● Requirements:
In the listing below, count the lines with "curve" and report only the figure.

[Records from a collection of figures]
================================

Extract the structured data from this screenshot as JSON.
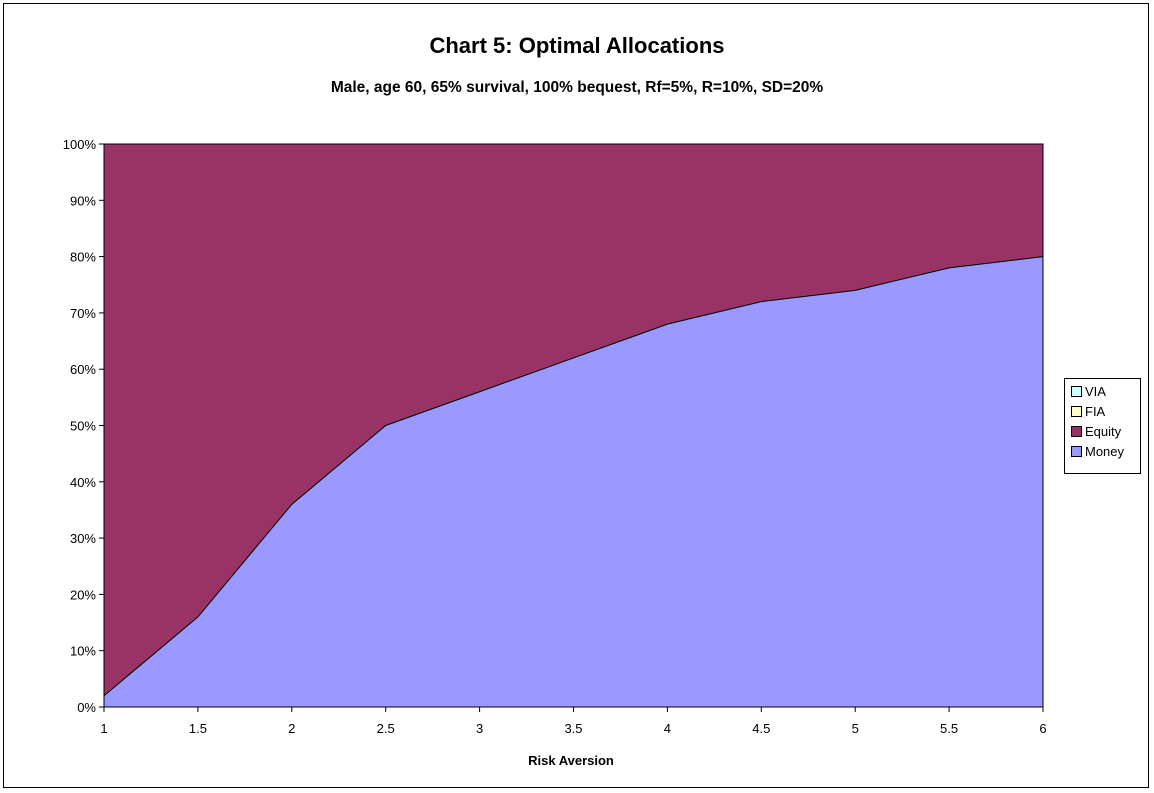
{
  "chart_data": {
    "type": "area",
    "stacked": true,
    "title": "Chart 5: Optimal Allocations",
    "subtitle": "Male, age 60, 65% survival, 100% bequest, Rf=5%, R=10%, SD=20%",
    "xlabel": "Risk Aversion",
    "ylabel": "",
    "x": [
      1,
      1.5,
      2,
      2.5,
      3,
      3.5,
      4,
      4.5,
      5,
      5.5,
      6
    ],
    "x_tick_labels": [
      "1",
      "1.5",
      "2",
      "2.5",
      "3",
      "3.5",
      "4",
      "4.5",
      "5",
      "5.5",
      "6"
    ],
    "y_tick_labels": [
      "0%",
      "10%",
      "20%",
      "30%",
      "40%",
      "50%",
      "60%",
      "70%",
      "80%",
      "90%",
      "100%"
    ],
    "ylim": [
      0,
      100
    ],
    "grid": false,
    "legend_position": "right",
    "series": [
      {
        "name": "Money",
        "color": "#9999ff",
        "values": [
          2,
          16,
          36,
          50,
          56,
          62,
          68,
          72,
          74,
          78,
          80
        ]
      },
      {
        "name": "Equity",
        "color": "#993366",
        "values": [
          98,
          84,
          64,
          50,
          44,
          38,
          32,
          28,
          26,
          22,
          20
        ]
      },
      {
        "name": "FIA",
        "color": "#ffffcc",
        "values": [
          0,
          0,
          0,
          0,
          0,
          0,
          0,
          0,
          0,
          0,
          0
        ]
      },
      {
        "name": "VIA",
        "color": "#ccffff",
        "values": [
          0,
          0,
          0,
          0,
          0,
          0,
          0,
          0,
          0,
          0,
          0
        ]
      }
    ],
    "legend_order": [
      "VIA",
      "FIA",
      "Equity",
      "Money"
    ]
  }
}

================================

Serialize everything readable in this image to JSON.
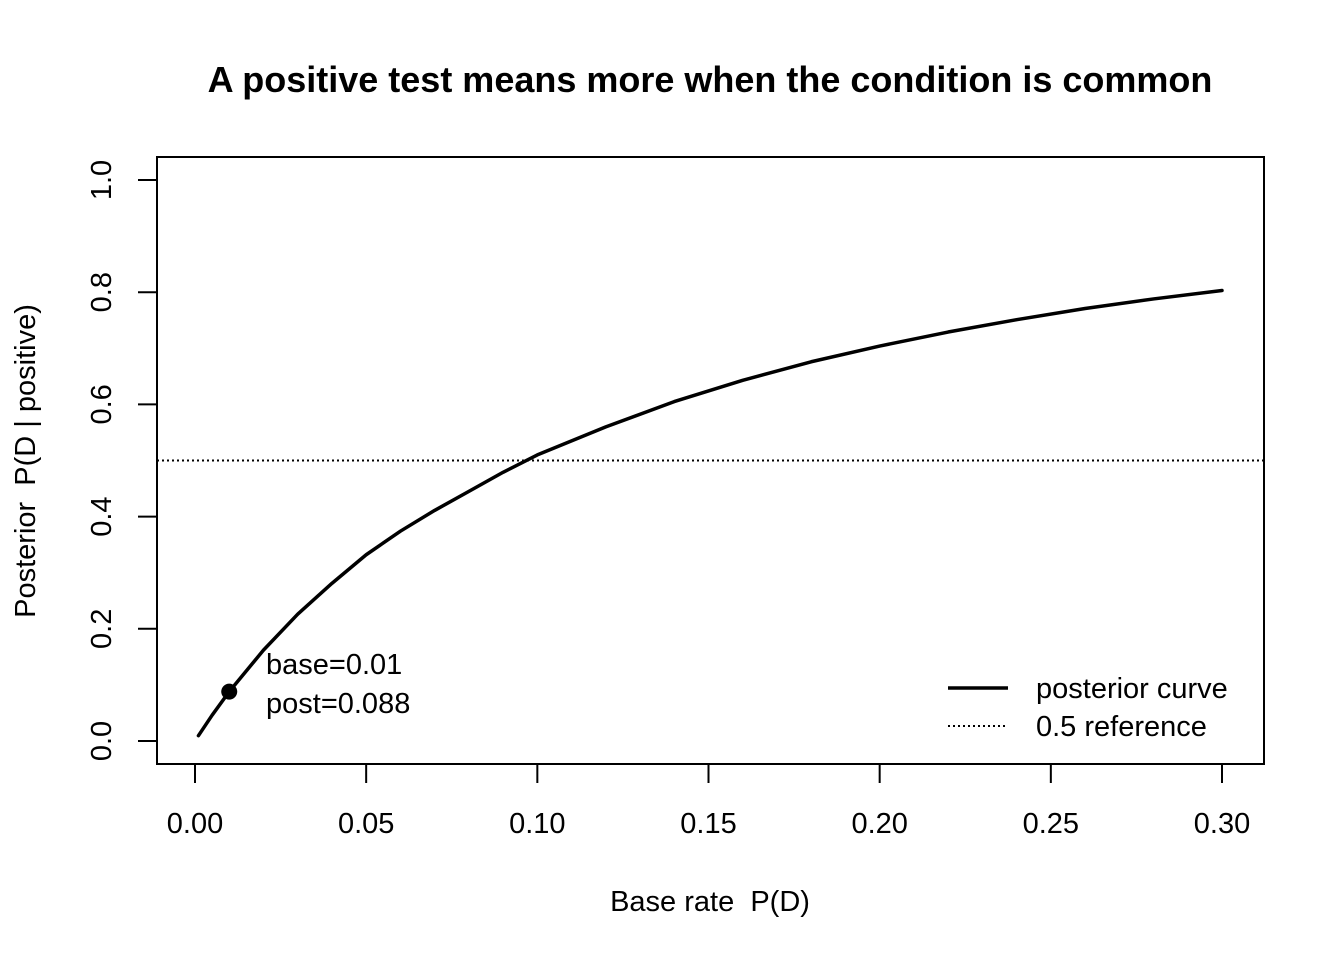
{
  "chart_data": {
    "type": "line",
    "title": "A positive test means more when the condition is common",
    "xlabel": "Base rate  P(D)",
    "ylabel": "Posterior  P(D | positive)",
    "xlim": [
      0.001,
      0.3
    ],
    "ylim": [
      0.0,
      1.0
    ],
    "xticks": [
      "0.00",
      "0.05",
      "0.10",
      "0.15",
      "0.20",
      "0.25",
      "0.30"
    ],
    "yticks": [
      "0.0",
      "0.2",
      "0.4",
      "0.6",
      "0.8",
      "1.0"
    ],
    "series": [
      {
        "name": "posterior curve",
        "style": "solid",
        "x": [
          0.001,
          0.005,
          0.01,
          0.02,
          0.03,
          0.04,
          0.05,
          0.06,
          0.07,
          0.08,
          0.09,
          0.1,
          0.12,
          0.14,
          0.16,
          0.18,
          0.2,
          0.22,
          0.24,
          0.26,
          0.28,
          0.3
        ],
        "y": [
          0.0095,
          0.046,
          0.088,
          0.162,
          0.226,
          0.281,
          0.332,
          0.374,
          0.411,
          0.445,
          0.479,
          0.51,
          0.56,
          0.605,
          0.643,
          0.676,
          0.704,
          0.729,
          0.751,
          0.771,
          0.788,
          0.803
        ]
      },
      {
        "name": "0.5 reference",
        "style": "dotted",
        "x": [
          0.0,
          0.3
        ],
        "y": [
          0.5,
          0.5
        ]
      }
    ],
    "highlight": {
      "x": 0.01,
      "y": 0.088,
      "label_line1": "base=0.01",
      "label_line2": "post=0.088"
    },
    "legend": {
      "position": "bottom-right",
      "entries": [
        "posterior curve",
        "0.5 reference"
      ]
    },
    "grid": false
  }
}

================================

● Answer to this exercise:
2